◆ Extract
..........
Test Data Management Maturity Assessment

Test data generation has matured beyond the realm of inputs, as it is described on Wikipedia. Test Data practices must consider the overall quality of the digital assets for a business. The data are not only persistent, they are often the most important IT artifacts for these businesses.

With the emphasis on software development in most IT shops, the emphasis on data quality has been lost. Data are more than inputs to a software program.

Data validation, the accuracy of the persistence, relationships and overall integrity of data is tantamount to solution quality. To help drive data quality as an initiative we have enumerated the following disciplines within test data management.

Test Data Infrastructure

The tasks and responsibilities within this discipline include managing the costs of the hardware, software and other licenses, with a special focus on storage. This also includes insuring the reliability of the underlying infrastructure elements to achieve the internal service level agreements to the test and development teams.

Because this area works with the infrastructure, database administrators and financial stewards of the business, the challenges are usually more bureaucratic than most of the other disciplines. Developing a clear and open communication with these other groups is one way to manage this challenge. There are recent tool advancements for database and service virtualization that address these problems such as Delphix

The following table presents a maturity progression for this area.

Practice Test Data Infrastructure
Level 3: Optimizing – Data storage optimized with virtualization and/or cloud.
..........
◆ Source data
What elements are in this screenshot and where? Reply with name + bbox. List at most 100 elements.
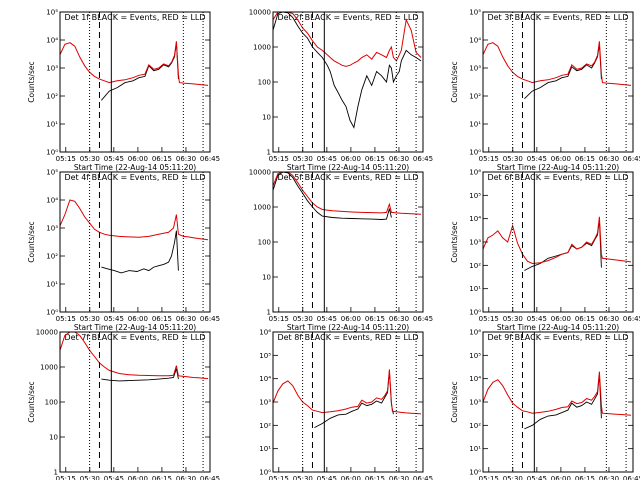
..........
◆ Problem set
A: Answer these questions using the test data management text:
(i) In managing the costs of hardware, software and other licenses, what receives special focus?
(ii) Which tool is named as a recent advancement for database and service virtualization?
(iii) What is Level 3 called in the maturity progression for test data infrastructure?
B: For each statement below, say whether it agrees with the test data management text. Support each yes or no with the deciding words from the text, quoted exactly.
(i) Data are more than inputs to a software program.
(ii) The challenges in the infrastructure discipline are usually less bureaucratic than in most other disciplines.
(iii) At Level 3, data storage is optimized with virtualization and/or cloud.
C: Quote the test data management text word for word, starting with "Test data generation" and going on through "a software program.".

◆ Per-task outputs
A:
(i) Storage.
(ii) Delphix.
(iii) Optimizing.

B:
(i) Yes: "Data are more than inputs to a software program."
(ii) No: "the challenges are usually more bureaucratic than most of the other disciplines"
(iii) Yes: "Data storage optimized with virtualization and/or cloud."

C:
Test data generation has matured beyond the realm of inputs, as it is described on Wikipedia. Test Data practices must consider the overall quality of the digital assets for a business. The data are not only persistent, they are often the most important IT artifacts for these businesses.

With the emphasis on software development in most IT shops, the emphasis on data quality has been lost. Data are more than inputs to a software program.